● Problem to solve:
Reproduce all of the material word for word.
──────── Data shown
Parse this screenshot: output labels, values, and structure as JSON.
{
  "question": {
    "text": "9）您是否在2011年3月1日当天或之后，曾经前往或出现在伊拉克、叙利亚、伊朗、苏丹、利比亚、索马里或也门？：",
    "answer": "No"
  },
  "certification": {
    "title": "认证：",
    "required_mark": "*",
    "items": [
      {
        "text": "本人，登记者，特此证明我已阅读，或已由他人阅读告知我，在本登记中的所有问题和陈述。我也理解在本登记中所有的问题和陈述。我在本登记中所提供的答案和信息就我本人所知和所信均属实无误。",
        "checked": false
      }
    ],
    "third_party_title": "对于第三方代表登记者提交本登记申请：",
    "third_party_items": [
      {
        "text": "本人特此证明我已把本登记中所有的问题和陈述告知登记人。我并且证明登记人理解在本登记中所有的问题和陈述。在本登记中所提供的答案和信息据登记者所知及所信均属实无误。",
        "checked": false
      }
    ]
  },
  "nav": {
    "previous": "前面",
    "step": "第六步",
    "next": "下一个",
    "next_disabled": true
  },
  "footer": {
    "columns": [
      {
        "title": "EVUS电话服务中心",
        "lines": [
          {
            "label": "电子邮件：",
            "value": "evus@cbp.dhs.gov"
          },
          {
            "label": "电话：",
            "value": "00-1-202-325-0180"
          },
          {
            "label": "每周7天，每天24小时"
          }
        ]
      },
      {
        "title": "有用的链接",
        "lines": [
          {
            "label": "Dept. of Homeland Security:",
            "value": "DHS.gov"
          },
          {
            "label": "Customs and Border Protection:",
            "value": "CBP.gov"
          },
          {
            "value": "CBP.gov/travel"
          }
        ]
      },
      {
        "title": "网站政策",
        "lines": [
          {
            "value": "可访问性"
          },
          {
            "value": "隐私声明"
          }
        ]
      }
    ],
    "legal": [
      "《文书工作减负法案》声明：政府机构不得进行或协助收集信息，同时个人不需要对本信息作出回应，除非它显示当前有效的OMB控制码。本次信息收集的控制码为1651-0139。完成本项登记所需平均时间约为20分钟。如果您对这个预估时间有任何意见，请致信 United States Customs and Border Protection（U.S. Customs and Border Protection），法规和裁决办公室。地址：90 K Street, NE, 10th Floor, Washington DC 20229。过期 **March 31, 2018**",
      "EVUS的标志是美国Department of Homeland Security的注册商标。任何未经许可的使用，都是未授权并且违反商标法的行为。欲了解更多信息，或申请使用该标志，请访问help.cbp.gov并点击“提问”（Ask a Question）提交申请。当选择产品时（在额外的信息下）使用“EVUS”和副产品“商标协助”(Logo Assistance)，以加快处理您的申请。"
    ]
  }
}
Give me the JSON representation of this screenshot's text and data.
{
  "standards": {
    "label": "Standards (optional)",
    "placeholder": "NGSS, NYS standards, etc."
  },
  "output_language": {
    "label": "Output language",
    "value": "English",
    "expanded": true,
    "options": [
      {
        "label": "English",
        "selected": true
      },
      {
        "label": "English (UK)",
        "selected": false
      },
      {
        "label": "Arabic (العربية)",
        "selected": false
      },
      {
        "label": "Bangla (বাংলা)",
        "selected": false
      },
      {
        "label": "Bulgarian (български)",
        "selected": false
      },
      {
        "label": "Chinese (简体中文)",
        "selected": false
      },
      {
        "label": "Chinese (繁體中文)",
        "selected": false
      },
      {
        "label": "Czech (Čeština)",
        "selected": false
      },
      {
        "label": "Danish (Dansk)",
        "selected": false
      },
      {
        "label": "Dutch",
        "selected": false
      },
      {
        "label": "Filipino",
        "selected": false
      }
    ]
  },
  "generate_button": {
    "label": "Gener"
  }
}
────────────────
● Expected output:
Parse this screenshot: output labels, values, and structure as JSON.
{
  "question": {
    "text": "9）您是否在2011年3月1日当天或之后，曾经前往或出现在伊拉克、叙利亚、伊朗、苏丹、利比亚、索马里或也门？：",
    "answer": "No"
  },
  "certification": {
    "title": "认证：",
    "required_mark": "*",
    "items": [
      {
        "text": "本人，登记者，特此证明我已阅读，或已由他人阅读告知我，在本登记中的所有问题和陈述。我也理解在本登记中所有的问题和陈述。我在本登记中所提供的答案和信息就我本人所知和所信均属实无误。",
        "checked": false
      }
    ],
    "third_party_title": "对于第三方代表登记者提交本登记申请：",
    "third_party_items": [
      {
        "text": "本人特此证明我已把本登记中所有的问题和陈述告知登记人。我并且证明登记人理解在本登记中所有的问题和陈述。在本登记中所提供的答案和信息据登记者所知及所信均属实无误。",
        "checked": false
      }
    ]
  },
  "nav": {
    "previous": "前面",
    "step": "第六步",
    "next": "下一个",
    "next_disabled": true
  },
  "footer": {
    "columns": [
      {
        "title": "EVUS电话服务中心",
        "lines": [
          {
            "label": "电子邮件：",
            "value": "evus@cbp.dhs.gov"
          },
          {
            "label": "电话：",
            "value": "00-1-202-325-0180"
          },
          {
            "label": "每周7天，每天24小时"
          }
        ]
      },
      {
        "title": "有用的链接",
        "lines": [
          {
            "label": "Dept. of Homeland Security:",
            "value": "DHS.gov"
          },
          {
            "label": "Customs and Border Protection:",
            "value": "CBP.gov"
          },
          {
            "value": "CBP.gov/travel"
          }
        ]
      },
      {
        "title": "网站政策",
        "lines": [
          {
            "value": "可访问性"
          },
          {
            "value": "隐私声明"
          }
        ]
      }
    ],
    "legal": [
      "《文书工作减负法案》声明：政府机构不得进行或协助收集信息，同时个人不需要对本信息作出回应，除非它显示当前有效的OMB控制码。本次信息收集的控制码为1651-0139。完成本项登记所需平均时间约为20分钟。如果您对这个预估时间有任何意见，请致信 United States Customs and Border Protection（U.S. Customs and Border Protection），法规和裁决办公室。地址：90 K Street, NE, 10th Floor, Washington DC 20229。过期 **March 31, 2018**",
      "EVUS的标志是美国Department of Homeland Security的注册商标。任何未经许可的使用，都是未授权并且违反商标法的行为。欲了解更多信息，或申请使用该标志，请访问help.cbp.gov并点击“提问”（Ask a Question）提交申请。当选择产品时（在额外的信息下）使用“EVUS”和副产品“商标协助”(Logo Assistance)，以加快处理您的申请。"
    ]
  }
}
Give me the JSON representation of this screenshot's text and data.
{
  "standards": {
    "label": "Standards (optional)",
    "placeholder": "NGSS, NYS standards, etc."
  },
  "output_language": {
    "label": "Output language",
    "value": "English",
    "expanded": true,
    "options": [
      {
        "label": "English",
        "selected": true
      },
      {
        "label": "English (UK)",
        "selected": false
      },
      {
        "label": "Arabic (العربية)",
        "selected": false
      },
      {
        "label": "Bangla (বাংলা)",
        "selected": false
      },
      {
        "label": "Bulgarian (български)",
        "selected": false
      },
      {
        "label": "Chinese (简体中文)",
        "selected": false
      },
      {
        "label": "Chinese (繁體中文)",
        "selected": false
      },
      {
        "label": "Czech (Čeština)",
        "selected": false
      },
      {
        "label": "Danish (Dansk)",
        "selected": false
      },
      {
        "label": "Dutch",
        "selected": false
      },
      {
        "label": "Filipino",
        "selected": false
      }
    ]
  },
  "generate_button": {
    "label": "Gener"
  }
}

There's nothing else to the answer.